> **What is asked**
For every line in the data below that contains "fastest", copy the line.
Stored rows start
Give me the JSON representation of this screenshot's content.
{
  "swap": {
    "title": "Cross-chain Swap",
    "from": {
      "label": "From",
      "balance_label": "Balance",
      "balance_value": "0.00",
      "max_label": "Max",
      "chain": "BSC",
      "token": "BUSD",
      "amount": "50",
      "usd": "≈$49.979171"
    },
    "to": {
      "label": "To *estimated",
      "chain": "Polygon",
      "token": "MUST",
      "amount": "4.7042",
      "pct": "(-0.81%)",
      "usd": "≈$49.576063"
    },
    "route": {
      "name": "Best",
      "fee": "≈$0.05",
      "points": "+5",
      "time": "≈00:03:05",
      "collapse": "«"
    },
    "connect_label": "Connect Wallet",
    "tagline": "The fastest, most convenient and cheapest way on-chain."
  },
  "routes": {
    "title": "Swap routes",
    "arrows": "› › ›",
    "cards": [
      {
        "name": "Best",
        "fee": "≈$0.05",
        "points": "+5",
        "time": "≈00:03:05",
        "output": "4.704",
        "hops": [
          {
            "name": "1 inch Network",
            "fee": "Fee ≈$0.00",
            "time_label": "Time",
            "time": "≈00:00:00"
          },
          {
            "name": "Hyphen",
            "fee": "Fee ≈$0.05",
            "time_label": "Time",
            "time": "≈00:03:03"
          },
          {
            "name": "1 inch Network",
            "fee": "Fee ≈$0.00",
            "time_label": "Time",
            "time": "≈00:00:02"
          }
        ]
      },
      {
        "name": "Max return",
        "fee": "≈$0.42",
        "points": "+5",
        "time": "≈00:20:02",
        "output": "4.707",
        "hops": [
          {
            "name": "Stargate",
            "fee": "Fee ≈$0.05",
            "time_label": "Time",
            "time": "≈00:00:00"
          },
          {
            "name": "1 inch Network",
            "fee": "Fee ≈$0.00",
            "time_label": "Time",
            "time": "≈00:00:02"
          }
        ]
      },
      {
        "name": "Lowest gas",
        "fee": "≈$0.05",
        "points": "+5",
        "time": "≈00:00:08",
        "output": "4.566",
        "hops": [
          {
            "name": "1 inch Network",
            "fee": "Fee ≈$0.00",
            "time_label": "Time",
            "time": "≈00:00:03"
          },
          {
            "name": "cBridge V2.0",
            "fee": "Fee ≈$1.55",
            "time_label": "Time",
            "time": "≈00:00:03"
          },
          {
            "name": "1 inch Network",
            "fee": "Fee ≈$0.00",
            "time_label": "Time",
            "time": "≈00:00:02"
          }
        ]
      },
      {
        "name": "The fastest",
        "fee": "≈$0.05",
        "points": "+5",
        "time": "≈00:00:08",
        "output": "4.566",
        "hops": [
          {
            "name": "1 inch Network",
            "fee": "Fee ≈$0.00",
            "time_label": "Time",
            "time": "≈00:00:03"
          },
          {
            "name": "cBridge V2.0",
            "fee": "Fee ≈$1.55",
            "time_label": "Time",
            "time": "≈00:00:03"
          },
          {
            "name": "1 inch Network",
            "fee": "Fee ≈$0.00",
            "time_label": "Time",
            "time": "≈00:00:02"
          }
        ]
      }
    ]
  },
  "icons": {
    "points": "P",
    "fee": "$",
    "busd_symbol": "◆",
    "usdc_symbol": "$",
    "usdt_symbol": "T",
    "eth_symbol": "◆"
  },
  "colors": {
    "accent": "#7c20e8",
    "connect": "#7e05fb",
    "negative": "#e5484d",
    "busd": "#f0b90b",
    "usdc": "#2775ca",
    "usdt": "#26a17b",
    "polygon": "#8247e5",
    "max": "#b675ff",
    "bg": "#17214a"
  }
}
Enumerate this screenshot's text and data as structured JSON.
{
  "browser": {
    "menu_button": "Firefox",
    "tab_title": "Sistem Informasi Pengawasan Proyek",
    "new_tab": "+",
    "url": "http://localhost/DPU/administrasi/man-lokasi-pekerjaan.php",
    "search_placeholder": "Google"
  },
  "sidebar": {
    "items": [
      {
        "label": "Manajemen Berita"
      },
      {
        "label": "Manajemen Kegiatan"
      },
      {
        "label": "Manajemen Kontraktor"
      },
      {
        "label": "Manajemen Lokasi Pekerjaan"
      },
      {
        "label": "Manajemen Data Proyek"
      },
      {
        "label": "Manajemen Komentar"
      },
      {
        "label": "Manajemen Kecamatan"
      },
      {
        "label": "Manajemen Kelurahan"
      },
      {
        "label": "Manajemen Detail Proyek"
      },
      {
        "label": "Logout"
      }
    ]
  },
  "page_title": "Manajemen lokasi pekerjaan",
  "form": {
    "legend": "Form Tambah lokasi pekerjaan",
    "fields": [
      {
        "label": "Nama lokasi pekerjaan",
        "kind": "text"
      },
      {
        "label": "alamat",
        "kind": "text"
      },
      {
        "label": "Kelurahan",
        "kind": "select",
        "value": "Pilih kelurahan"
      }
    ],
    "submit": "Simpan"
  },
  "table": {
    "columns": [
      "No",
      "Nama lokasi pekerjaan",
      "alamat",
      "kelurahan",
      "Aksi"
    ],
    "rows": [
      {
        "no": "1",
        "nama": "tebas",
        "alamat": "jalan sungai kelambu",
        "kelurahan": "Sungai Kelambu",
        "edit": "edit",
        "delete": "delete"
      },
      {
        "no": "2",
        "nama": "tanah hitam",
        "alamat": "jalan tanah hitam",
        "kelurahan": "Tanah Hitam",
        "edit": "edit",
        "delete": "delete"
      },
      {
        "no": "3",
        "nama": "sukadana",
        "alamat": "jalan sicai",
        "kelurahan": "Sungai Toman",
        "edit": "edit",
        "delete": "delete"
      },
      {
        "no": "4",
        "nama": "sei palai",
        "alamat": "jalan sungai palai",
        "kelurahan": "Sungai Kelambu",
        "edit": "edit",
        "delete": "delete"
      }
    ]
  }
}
Stored rows end
> **Final result**
    "tagline": "The fastest, most convenient and cheapest way on-chain."
        "name": "The fastest",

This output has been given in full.